- Enunciado
Transcreva fielmente, do trecho sobre o festival apresentado abaixo, tudo o que vai de "Parte do teatro" até "pelo próprio festival.".

- Seção de texto
§

Parte do teatro tentou ensaiar um coro reafirmando o favoritismo de Achou, canção de Dante Ozzetti e Luiz Tatit, que havia sido cantada brilhantemente por Ceumar, mas foram desencorajados pelo próprio festival.

Enquanto por um lado a estudante de História Samira Bandeira abordava a reportagem da Folha (“Você vai escrever que foi marmelada? Pode escrever!”), por outro o vencedor popular Luiz Tatit, após a entrega dos prêmios, em conversa informal, matava a charada: “Achei que a música vencedora é muito boa, merecia estar entre as três primeiras. Mas talvez, se a seleção fosse a mesma e a colocação outra, teria sido mais compatível com o público. Imagino que na conversa do júri tenha entrado o fator juventude”.

§

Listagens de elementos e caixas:
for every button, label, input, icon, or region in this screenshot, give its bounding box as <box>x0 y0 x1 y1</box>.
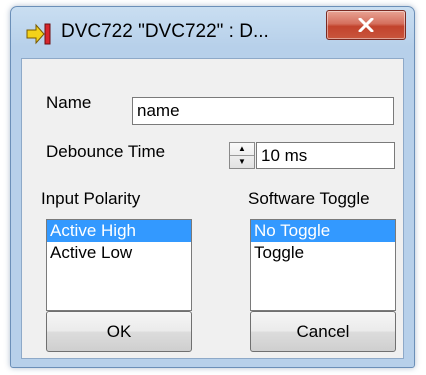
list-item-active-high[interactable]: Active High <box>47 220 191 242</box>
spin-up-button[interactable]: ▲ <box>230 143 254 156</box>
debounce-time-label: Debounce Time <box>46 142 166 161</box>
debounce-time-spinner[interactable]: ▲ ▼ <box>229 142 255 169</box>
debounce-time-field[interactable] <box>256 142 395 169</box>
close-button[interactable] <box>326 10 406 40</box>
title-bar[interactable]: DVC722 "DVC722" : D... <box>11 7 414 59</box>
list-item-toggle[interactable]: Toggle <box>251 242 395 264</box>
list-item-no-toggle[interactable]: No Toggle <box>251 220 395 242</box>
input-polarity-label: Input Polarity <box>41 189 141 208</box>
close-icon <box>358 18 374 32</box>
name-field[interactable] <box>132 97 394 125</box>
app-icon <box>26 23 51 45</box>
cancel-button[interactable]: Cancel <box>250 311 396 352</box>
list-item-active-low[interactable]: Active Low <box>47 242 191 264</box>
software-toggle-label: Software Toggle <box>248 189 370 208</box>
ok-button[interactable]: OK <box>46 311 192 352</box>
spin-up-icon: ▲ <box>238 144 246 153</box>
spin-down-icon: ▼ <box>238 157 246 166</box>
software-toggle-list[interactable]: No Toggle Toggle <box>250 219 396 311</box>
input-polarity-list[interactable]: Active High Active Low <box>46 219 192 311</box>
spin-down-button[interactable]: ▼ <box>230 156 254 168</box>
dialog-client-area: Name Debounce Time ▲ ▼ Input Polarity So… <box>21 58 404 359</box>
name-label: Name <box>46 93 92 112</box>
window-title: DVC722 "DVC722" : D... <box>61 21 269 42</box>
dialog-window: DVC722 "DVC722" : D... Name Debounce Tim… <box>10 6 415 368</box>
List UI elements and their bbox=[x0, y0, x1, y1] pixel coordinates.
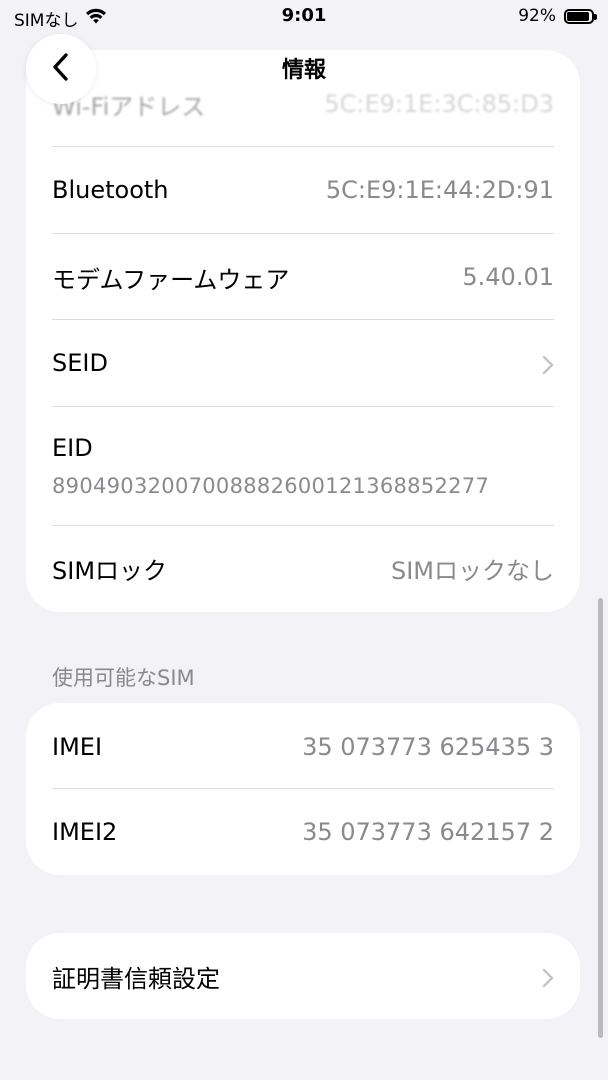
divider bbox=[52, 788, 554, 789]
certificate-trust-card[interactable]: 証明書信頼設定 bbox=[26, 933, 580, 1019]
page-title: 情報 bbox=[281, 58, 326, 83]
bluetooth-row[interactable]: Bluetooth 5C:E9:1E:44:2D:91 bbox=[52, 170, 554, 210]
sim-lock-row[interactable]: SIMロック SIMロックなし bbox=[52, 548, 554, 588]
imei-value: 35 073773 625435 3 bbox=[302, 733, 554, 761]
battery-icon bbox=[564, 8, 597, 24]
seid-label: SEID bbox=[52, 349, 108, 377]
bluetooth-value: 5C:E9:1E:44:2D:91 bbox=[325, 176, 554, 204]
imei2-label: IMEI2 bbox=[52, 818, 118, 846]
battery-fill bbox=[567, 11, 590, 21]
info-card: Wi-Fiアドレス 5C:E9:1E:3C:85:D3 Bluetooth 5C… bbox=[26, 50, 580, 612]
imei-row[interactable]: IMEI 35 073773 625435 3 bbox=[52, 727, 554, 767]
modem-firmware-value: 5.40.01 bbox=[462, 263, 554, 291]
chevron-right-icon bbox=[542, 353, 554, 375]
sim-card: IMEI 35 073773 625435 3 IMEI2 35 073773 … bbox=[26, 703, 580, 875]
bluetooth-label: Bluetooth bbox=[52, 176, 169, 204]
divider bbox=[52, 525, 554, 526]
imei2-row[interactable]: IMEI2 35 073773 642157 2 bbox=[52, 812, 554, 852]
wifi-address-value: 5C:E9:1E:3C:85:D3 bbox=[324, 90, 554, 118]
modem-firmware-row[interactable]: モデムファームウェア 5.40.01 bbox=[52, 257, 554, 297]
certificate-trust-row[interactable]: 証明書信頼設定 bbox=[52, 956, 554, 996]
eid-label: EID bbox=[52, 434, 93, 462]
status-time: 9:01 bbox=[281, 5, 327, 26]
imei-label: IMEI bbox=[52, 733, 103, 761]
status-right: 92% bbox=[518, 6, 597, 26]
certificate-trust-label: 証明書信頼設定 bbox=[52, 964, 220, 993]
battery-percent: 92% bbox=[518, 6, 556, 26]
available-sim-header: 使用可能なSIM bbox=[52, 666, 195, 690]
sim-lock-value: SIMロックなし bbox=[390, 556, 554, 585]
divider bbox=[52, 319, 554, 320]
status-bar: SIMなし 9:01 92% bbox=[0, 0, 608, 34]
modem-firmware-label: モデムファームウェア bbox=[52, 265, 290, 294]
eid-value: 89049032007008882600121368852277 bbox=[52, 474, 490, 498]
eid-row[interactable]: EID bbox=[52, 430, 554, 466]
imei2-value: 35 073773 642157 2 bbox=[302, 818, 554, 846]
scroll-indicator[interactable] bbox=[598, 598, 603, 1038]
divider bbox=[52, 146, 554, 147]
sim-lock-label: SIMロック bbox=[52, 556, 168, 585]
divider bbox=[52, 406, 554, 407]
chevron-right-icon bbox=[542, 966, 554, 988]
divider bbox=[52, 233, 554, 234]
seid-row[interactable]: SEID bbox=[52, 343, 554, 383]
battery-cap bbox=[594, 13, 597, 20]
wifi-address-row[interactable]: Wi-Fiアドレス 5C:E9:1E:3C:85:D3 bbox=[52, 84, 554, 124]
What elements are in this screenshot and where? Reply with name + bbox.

§

- Resposta
Parte do teatro tentou ensaiar um coro reafirmando o favoritismo de Achou, canção de Dante Ozzetti e Luiz Tatit, que havia sido cantada brilhantemente por Ceumar, mas foram desencorajados pelo próprio festival.